-------- DATA PROVIDED --------

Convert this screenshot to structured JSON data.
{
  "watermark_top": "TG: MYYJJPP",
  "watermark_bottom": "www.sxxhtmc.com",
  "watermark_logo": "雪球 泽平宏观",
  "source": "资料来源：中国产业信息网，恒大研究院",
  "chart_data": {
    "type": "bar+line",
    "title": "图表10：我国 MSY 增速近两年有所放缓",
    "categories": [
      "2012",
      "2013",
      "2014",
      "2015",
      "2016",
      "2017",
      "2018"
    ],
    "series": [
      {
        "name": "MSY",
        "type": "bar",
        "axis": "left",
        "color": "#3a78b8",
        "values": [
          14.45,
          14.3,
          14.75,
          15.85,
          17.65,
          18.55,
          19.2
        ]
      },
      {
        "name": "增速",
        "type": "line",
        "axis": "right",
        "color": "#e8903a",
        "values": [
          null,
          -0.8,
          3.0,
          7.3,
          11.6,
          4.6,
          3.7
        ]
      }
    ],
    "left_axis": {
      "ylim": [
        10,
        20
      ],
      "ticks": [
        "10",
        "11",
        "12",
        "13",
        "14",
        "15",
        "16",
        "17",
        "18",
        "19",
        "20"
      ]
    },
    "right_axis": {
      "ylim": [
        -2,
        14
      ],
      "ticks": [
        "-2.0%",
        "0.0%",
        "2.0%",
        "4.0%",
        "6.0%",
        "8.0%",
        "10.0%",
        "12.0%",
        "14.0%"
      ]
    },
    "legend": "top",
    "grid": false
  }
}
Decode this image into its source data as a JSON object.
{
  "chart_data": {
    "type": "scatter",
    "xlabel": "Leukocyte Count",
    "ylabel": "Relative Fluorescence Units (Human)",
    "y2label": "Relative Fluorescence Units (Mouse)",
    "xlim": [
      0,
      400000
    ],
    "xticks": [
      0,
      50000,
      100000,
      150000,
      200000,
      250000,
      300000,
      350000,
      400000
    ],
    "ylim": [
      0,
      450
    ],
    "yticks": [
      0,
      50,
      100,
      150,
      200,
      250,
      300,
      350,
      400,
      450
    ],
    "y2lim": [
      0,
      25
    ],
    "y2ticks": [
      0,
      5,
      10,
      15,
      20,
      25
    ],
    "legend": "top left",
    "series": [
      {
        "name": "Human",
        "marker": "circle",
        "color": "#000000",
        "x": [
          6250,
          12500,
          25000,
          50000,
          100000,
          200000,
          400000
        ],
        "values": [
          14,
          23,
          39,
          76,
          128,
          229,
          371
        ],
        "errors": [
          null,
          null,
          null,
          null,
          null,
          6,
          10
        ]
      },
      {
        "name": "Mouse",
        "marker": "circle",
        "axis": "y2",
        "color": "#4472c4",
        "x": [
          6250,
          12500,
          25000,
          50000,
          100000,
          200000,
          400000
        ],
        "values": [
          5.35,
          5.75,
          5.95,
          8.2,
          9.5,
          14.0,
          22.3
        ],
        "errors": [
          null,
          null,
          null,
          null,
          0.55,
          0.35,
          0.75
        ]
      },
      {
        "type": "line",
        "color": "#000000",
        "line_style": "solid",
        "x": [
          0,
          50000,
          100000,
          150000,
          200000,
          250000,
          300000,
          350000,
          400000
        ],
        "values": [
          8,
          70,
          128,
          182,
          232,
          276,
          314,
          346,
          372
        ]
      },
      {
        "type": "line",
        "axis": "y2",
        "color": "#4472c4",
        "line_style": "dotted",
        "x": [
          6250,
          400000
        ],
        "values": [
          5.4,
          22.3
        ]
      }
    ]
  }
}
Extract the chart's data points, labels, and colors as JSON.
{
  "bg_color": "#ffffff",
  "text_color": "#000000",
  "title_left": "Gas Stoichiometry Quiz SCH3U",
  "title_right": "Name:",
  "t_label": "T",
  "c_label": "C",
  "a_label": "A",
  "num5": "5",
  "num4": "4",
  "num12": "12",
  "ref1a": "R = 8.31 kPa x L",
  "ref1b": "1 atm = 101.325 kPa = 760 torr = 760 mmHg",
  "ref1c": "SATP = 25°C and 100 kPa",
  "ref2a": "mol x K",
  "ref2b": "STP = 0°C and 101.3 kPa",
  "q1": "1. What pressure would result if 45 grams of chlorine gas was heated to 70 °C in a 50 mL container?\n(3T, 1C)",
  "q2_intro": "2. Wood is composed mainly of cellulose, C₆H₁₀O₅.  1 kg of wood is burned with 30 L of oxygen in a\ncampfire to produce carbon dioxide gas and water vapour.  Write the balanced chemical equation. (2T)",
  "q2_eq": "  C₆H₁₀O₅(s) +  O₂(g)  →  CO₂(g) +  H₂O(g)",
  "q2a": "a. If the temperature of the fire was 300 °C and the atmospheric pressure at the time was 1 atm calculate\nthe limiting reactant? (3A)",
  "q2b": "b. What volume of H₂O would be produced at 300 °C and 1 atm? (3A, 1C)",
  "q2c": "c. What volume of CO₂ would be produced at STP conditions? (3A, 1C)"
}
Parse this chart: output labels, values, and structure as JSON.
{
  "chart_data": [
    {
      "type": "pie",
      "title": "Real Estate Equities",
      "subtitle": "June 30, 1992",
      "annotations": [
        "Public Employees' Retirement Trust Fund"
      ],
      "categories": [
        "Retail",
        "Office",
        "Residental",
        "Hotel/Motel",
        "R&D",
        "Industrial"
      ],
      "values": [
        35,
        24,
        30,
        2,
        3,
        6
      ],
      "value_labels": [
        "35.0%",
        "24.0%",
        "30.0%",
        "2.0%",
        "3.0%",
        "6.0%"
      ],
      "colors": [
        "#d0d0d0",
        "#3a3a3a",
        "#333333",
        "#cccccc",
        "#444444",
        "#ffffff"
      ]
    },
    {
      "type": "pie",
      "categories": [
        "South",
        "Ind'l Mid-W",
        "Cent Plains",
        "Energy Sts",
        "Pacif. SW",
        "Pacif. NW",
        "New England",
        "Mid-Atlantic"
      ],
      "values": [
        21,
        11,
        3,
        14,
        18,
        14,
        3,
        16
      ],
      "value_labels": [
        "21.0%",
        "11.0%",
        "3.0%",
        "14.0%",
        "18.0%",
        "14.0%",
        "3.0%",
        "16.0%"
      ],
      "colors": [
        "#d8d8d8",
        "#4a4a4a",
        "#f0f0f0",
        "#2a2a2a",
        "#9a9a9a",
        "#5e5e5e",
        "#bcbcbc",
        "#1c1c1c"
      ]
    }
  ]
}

--------

TASK STATEMENT: Reproduce every record above exactly as it appears.

EXPECTED ANSWER:
Convert this screenshot to structured JSON data.
{
  "watermark_top": "TG: MYYJJPP",
  "watermark_bottom": "www.sxxhtmc.com",
  "watermark_logo": "雪球 泽平宏观",
  "source": "资料来源：中国产业信息网，恒大研究院",
  "chart_data": {
    "type": "bar+line",
    "title": "图表10：我国 MSY 增速近两年有所放缓",
    "categories": [
      "2012",
      "2013",
      "2014",
      "2015",
      "2016",
      "2017",
      "2018"
    ],
    "series": [
      {
        "name": "MSY",
        "type": "bar",
        "axis": "left",
        "color": "#3a78b8",
        "values": [
          14.45,
          14.3,
          14.75,
          15.85,
          17.65,
          18.55,
          19.2
        ]
      },
      {
        "name": "增速",
        "type": "line",
        "axis": "right",
        "color": "#e8903a",
        "values": [
          null,
          -0.8,
          3.0,
          7.3,
          11.6,
          4.6,
          3.7
        ]
      }
    ],
    "left_axis": {
      "ylim": [
        10,
        20
      ],
      "ticks": [
        "10",
        "11",
        "12",
        "13",
        "14",
        "15",
        "16",
        "17",
        "18",
        "19",
        "20"
      ]
    },
    "right_axis": {
      "ylim": [
        -2,
        14
      ],
      "ticks": [
        "-2.0%",
        "0.0%",
        "2.0%",
        "4.0%",
        "6.0%",
        "8.0%",
        "10.0%",
        "12.0%",
        "14.0%"
      ]
    },
    "legend": "top",
    "grid": false
  }
}
Decode this image into its source data as a JSON object.
{
  "chart_data": {
    "type": "scatter",
    "xlabel": "Leukocyte Count",
    "ylabel": "Relative Fluorescence Units (Human)",
    "y2label": "Relative Fluorescence Units (Mouse)",
    "xlim": [
      0,
      400000
    ],
    "xticks": [
      0,
      50000,
      100000,
      150000,
      200000,
      250000,
      300000,
      350000,
      400000
    ],
    "ylim": [
      0,
      450
    ],
    "yticks": [
      0,
      50,
      100,
      150,
      200,
      250,
      300,
      350,
      400,
      450
    ],
    "y2lim": [
      0,
      25
    ],
    "y2ticks": [
      0,
      5,
      10,
      15,
      20,
      25
    ],
    "legend": "top left",
    "series": [
      {
        "name": "Human",
        "marker": "circle",
        "color": "#000000",
        "x": [
          6250,
          12500,
          25000,
          50000,
          100000,
          200000,
          400000
        ],
        "values": [
          14,
          23,
          39,
          76,
          128,
          229,
          371
        ],
        "errors": [
          null,
          null,
          null,
          null,
          null,
          6,
          10
        ]
      },
      {
        "name": "Mouse",
        "marker": "circle",
        "axis": "y2",
        "color": "#4472c4",
        "x": [
          6250,
          12500,
          25000,
          50000,
          100000,
          200000,
          400000
        ],
        "values": [
          5.35,
          5.75,
          5.95,
          8.2,
          9.5,
          14.0,
          22.3
        ],
        "errors": [
          null,
          null,
          null,
          null,
          0.55,
          0.35,
          0.75
        ]
      },
      {
        "type": "line",
        "color": "#000000",
        "line_style": "solid",
        "x": [
          0,
          50000,
          100000,
          150000,
          200000,
          250000,
          300000,
          350000,
          400000
        ],
        "values": [
          8,
          70,
          128,
          182,
          232,
          276,
          314,
          346,
          372
        ]
      },
      {
        "type": "line",
        "axis": "y2",
        "color": "#4472c4",
        "line_style": "dotted",
        "x": [
          6250,
          400000
        ],
        "values": [
          5.4,
          22.3
        ]
      }
    ]
  }
}
Extract the chart's data points, labels, and colors as JSON.
{
  "bg_color": "#ffffff",
  "text_color": "#000000",
  "title_left": "Gas Stoichiometry Quiz SCH3U",
  "title_right": "Name:",
  "t_label": "T",
  "c_label": "C",
  "a_label": "A",
  "num5": "5",
  "num4": "4",
  "num12": "12",
  "ref1a": "R = 8.31 kPa x L",
  "ref1b": "1 atm = 101.325 kPa = 760 torr = 760 mmHg",
  "ref1c": "SATP = 25°C and 100 kPa",
  "ref2a": "mol x K",
  "ref2b": "STP = 0°C and 101.3 kPa",
  "q1": "1. What pressure would result if 45 grams of chlorine gas was heated to 70 °C in a 50 mL container?\n(3T, 1C)",
  "q2_intro": "2. Wood is composed mainly of cellulose, C₆H₁₀O₅.  1 kg of wood is burned with 30 L of oxygen in a\ncampfire to produce carbon dioxide gas and water vapour.  Write the balanced chemical equation. (2T)",
  "q2_eq": "  C₆H₁₀O₅(s) +  O₂(g)  →  CO₂(g) +  H₂O(g)",
  "q2a": "a. If the temperature of the fire was 300 °C and the atmospheric pressure at the time was 1 atm calculate\nthe limiting reactant? (3A)",
  "q2b": "b. What volume of H₂O would be produced at 300 °C and 1 atm? (3A, 1C)",
  "q2c": "c. What volume of CO₂ would be produced at STP conditions? (3A, 1C)"
}
Parse this chart: output labels, values, and structure as JSON.
{
  "chart_data": [
    {
      "type": "pie",
      "title": "Real Estate Equities",
      "subtitle": "June 30, 1992",
      "annotations": [
        "Public Employees' Retirement Trust Fund"
      ],
      "categories": [
        "Retail",
        "Office",
        "Residental",
        "Hotel/Motel",
        "R&D",
        "Industrial"
      ],
      "values": [
        35,
        24,
        30,
        2,
        3,
        6
      ],
      "value_labels": [
        "35.0%",
        "24.0%",
        "30.0%",
        "2.0%",
        "3.0%",
        "6.0%"
      ],
      "colors": [
        "#d0d0d0",
        "#3a3a3a",
        "#333333",
        "#cccccc",
        "#444444",
        "#ffffff"
      ]
    },
    {
      "type": "pie",
      "categories": [
        "South",
        "Ind'l Mid-W",
        "Cent Plains",
        "Energy Sts",
        "Pacif. SW",
        "Pacif. NW",
        "New England",
        "Mid-Atlantic"
      ],
      "values": [
        21,
        11,
        3,
        14,
        18,
        14,
        3,
        16
      ],
      "value_labels": [
        "21.0%",
        "11.0%",
        "3.0%",
        "14.0%",
        "18.0%",
        "14.0%",
        "3.0%",
        "16.0%"
      ],
      "colors": [
        "#d8d8d8",
        "#4a4a4a",
        "#f0f0f0",
        "#2a2a2a",
        "#9a9a9a",
        "#5e5e5e",
        "#bcbcbc",
        "#1c1c1c"
      ]
    }
  ]
}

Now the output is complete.